■ Objective: Repeat every record below exactly, omitting any pictures.

■ Extracted information:
- - - - -
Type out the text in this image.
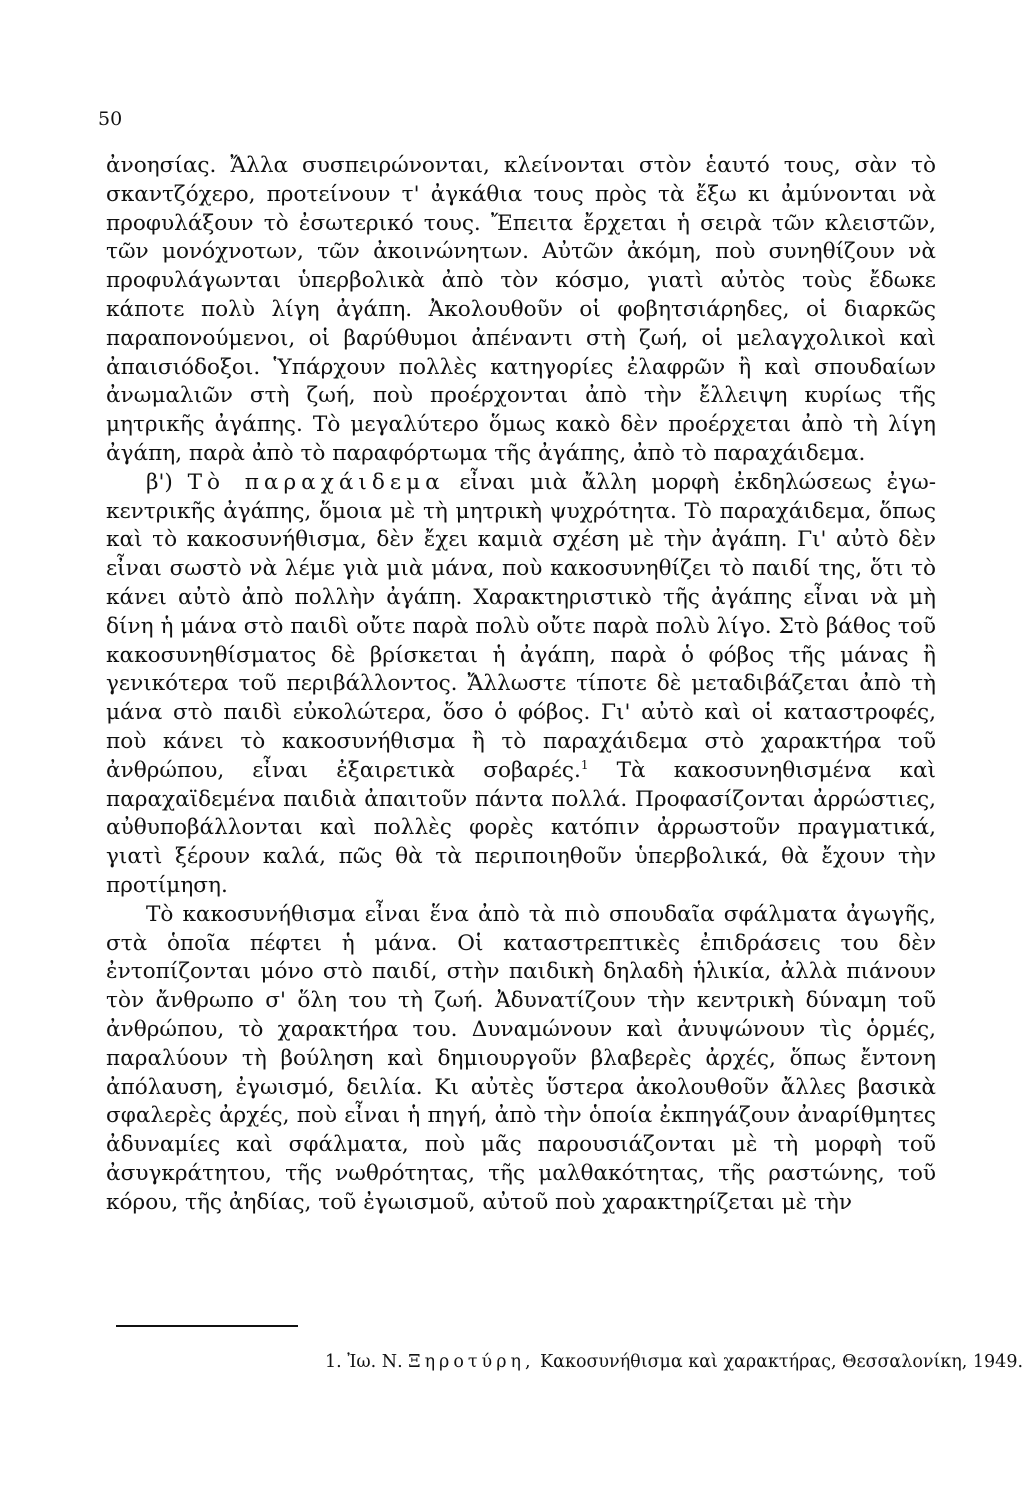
50

ἀνοησίας. Ἄλλα συσπειρώνονται, κλείνονται στὸν ἑαυτό τους, σὰν τὸ σκαντζόχερο, προτείνουν τ' ἀγκάθια τους πρὸς τὰ ἔξω κι ἀμύνονται νὰ προφυλάξουν τὸ ἐσωτερικό τους. Ἔπειτα ἔρχεται ἡ σειρὰ τῶν κλειστῶν, τῶν μονόχνοτων, τῶν ἀκοινώνητων. Αὐτῶν ἀκόμη, ποὺ συνηθίζουν νὰ προφυλάγωνται ὑπερβολικὰ ἀπὸ τὸν κόσμο, γιατὶ αὐτὸς τοὺς ἔδωκε κάποτε πολὺ λίγη ἀγάπη. Ἀκολουθοῦν οἱ φοβητσιάρηδες, οἱ διαρκῶς παραπονούμενοι, οἱ βαρύθυμοι ἀπέναντι στὴ ζωή, οἱ μελαγχολικοὶ καὶ ἀπαισιόδοξοι. Ὑπάρχουν πολλὲς κατηγορίες ἐλαφρῶν ἢ καὶ σπουδαίων ἀνωμαλιῶν στὴ ζωή, ποὺ προέρχονται ἀπὸ τὴν ἔλλειψη κυρίως τῆς μητρικῆς ἀγάπης. Τὸ μεγαλύτερο ὅμως κακὸ δὲν προέρχεται ἀπὸ τὴ λίγη ἀγάπη, παρὰ ἀπὸ τὸ παραφόρτωμα τῆς ἀγάπης, ἀπὸ τὸ παραχάιδεμα.

β') Τὸ παραχάιδεμα εἶναι μιὰ ἄλλη μορφὴ ἐκδηλώσεως ἐγωκεντρικῆς ἀγάπης, ὅμοια μὲ τὴ μητρικὴ ψυχρότητα. Τὸ παραχάιδεμα, ὅπως καὶ τὸ κακοσυνήθισμα, δὲν ἔχει καμιὰ σχέση μὲ τὴν ἀγάπη. Γι' αὐτὸ δὲν εἶναι σωστὸ νὰ λέμε γιὰ μιὰ μάνα, ποὺ κακοσυνηθίζει τὸ παιδί της, ὅτι τὸ κάνει αὐτὸ ἀπὸ πολλὴν ἀγάπη. Χαρακτηριστικὸ τῆς ἀγάπης εἶναι νὰ μὴ δίνη ἡ μάνα στὸ παιδὶ οὔτε παρὰ πολὺ οὔτε παρὰ πολὺ λίγο. Στὸ βάθος τοῦ κακοσυνηθίσματος δὲ βρίσκεται ἡ ἀγάπη, παρὰ ὁ φόβος τῆς μάνας ἢ γενικότερα τοῦ περιβάλλοντος. Ἄλλωστε τίποτε δὲ μεταδιβάζεται ἀπὸ τὴ μάνα στὸ παιδὶ εὐκολώτερα, ὅσο ὁ φόβος. Γι' αὐτὸ καὶ οἱ καταστροφές, ποὺ κάνει τὸ κακοσυνήθισμα ἢ τὸ παραχάιδεμα στὸ χαρακτήρα τοῦ ἀνθρώπου, εἶναι ἐξαιρετικὰ σοβαρές.$^1$ Τὰ κακοσυνηθισμένα καὶ παραχαϊδεμένα παιδιὰ ἀπαιτοῦν πάντα πολλά. Προφασίζονται ἀρρώστιες, αὐθυποβάλλονται καὶ πολλὲς φορὲς κατόπιν ἀρρωστοῦν πραγματικά, γιατὶ ξέρουν καλά, πῶς θὰ τὰ περιποιηθοῦν ὑπερβολικά, θὰ ἔχουν τὴν προτίμηση.

Τὸ κακοσυνήθισμα εἶναι ἕνα ἀπὸ τὰ πιὸ σπουδαῖα σφάλματα ἀγωγῆς, στὰ ὁποῖα πέφτει ἡ μάνα. Οἱ καταστρεπτικὲς ἐπιδράσεις του δὲν ἐντοπίζονται μόνο στὸ παιδί, στὴν παιδικὴ δηλαδὴ ἡλικία, ἀλλὰ πιάνουν τὸν ἄνθρωπο σ' ὅλη του τὴ ζωή. Ἀδυνατίζουν τὴν κεντρικὴ δύναμη τοῦ ἀνθρώπου, τὸ χαρακτήρα του. Δυναμώνουν καὶ ἀνυψώνουν τὶς ὁρμές, παραλύουν τὴ βούληση καὶ δημιουργοῦν βλαβερὲς ἀρχές, ὅπως ἔντονη ἀπόλαυση, ἐγωισμό, δειλία. Κι αὐτὲς ὕστερα ἀκολουθοῦν ἄλλες βασικὰ σφαλερὲς ἀρχές, ποὺ εἶναι ἡ πηγή, ἀπὸ τὴν ὁποία ἐκπηγάζουν ἀναρίθμητες ἀδυναμίες καὶ σφάλματα, ποὺ μᾶς παρουσιάζονται μὲ τὴ μορφὴ τοῦ ἀσυγκράτητου, τῆς νωθρότητας, τῆς μαλθακότητας, τῆς ραστώνης, τοῦ κόρου, τῆς ἀηδίας, τοῦ ἐγωισμοῦ, αὐτοῦ ποὺ χαρακτηρίζεται μὲ τὴν

1. Ἰω. Ν. Ξηροτύρη, Κακοσυνήθισμα καὶ χαρακτήρας, Θεσσαλονίκη, 1949.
- - - - -
■ Completed exercise:
Type out the text in this image.
50

ἀνοησίας. Ἄλλα συσπειρώνονται, κλείνονται στὸν ἑαυτό τους, σὰν τὸ σκαντζόχερο, προτείνουν τ' ἀγκάθια τους πρὸς τὰ ἔξω κι ἀμύνονται νὰ προφυλάξουν τὸ ἐσωτερικό τους. Ἔπειτα ἔρχεται ἡ σειρὰ τῶν κλειστῶν, τῶν μονόχνοτων, τῶν ἀκοινώνητων. Αὐτῶν ἀκόμη, ποὺ συνηθίζουν νὰ προφυλάγωνται ὑπερβολικὰ ἀπὸ τὸν κόσμο, γιατὶ αὐτὸς τοὺς ἔδωκε κάποτε πολὺ λίγη ἀγάπη. Ἀκολουθοῦν οἱ φοβητσιάρηδες, οἱ διαρκῶς παραπονούμενοι, οἱ βαρύθυμοι ἀπέναντι στὴ ζωή, οἱ μελαγχολικοὶ καὶ ἀπαισιόδοξοι. Ὑπάρχουν πολλὲς κατηγορίες ἐλαφρῶν ἢ καὶ σπουδαίων ἀνωμαλιῶν στὴ ζωή, ποὺ προέρχονται ἀπὸ τὴν ἔλλειψη κυρίως τῆς μητρικῆς ἀγάπης. Τὸ μεγαλύτερο ὅμως κακὸ δὲν προέρχεται ἀπὸ τὴ λίγη ἀγάπη, παρὰ ἀπὸ τὸ παραφόρτωμα τῆς ἀγάπης, ἀπὸ τὸ παραχάιδεμα.

β') Τὸ παραχάιδεμα εἶναι μιὰ ἄλλη μορφὴ ἐκδηλώσεως ἐγωκεντρικῆς ἀγάπης, ὅμοια μὲ τὴ μητρικὴ ψυχρότητα. Τὸ παραχάιδεμα, ὅπως καὶ τὸ κακοσυνήθισμα, δὲν ἔχει καμιὰ σχέση μὲ τὴν ἀγάπη. Γι' αὐτὸ δὲν εἶναι σωστὸ νὰ λέμε γιὰ μιὰ μάνα, ποὺ κακοσυνηθίζει τὸ παιδί της, ὅτι τὸ κάνει αὐτὸ ἀπὸ πολλὴν ἀγάπη. Χαρακτηριστικὸ τῆς ἀγάπης εἶναι νὰ μὴ δίνη ἡ μάνα στὸ παιδὶ οὔτε παρὰ πολὺ οὔτε παρὰ πολὺ λίγο. Στὸ βάθος τοῦ κακοσυνηθίσματος δὲ βρίσκεται ἡ ἀγάπη, παρὰ ὁ φόβος τῆς μάνας ἢ γενικότερα τοῦ περιβάλλοντος. Ἄλλωστε τίποτε δὲ μεταδιβάζεται ἀπὸ τὴ μάνα στὸ παιδὶ εὐκολώτερα, ὅσο ὁ φόβος. Γι' αὐτὸ καὶ οἱ καταστροφές, ποὺ κάνει τὸ κακοσυνήθισμα ἢ τὸ παραχάιδεμα στὸ χαρακτήρα τοῦ ἀνθρώπου, εἶναι ἐξαιρετικὰ σοβαρές.$^1$ Τὰ κακοσυνηθισμένα καὶ παραχαϊδεμένα παιδιὰ ἀπαιτοῦν πάντα πολλά. Προφασίζονται ἀρρώστιες, αὐθυποβάλλονται καὶ πολλὲς φορὲς κατόπιν ἀρρωστοῦν πραγματικά, γιατὶ ξέρουν καλά, πῶς θὰ τὰ περιποιηθοῦν ὑπερβολικά, θὰ ἔχουν τὴν προτίμηση.

Τὸ κακοσυνήθισμα εἶναι ἕνα ἀπὸ τὰ πιὸ σπουδαῖα σφάλματα ἀγωγῆς, στὰ ὁποῖα πέφτει ἡ μάνα. Οἱ καταστρεπτικὲς ἐπιδράσεις του δὲν ἐντοπίζονται μόνο στὸ παιδί, στὴν παιδικὴ δηλαδὴ ἡλικία, ἀλλὰ πιάνουν τὸν ἄνθρωπο σ' ὅλη του τὴ ζωή. Ἀδυνατίζουν τὴν κεντρικὴ δύναμη τοῦ ἀνθρώπου, τὸ χαρακτήρα του. Δυναμώνουν καὶ ἀνυψώνουν τὶς ὁρμές, παραλύουν τὴ βούληση καὶ δημιουργοῦν βλαβερὲς ἀρχές, ὅπως ἔντονη ἀπόλαυση, ἐγωισμό, δειλία. Κι αὐτὲς ὕστερα ἀκολουθοῦν ἄλλες βασικὰ σφαλερὲς ἀρχές, ποὺ εἶναι ἡ πηγή, ἀπὸ τὴν ὁποία ἐκπηγάζουν ἀναρίθμητες ἀδυναμίες καὶ σφάλματα, ποὺ μᾶς παρουσιάζονται μὲ τὴ μορφὴ τοῦ ἀσυγκράτητου, τῆς νωθρότητας, τῆς μαλθακότητας, τῆς ραστώνης, τοῦ κόρου, τῆς ἀηδίας, τοῦ ἐγωισμοῦ, αὐτοῦ ποὺ χαρακτηρίζεται μὲ τὴν

1. Ἰω. Ν. Ξηροτύρη, Κακοσυνήθισμα καὶ χαρακτήρας, Θεσσαλονίκη, 1949.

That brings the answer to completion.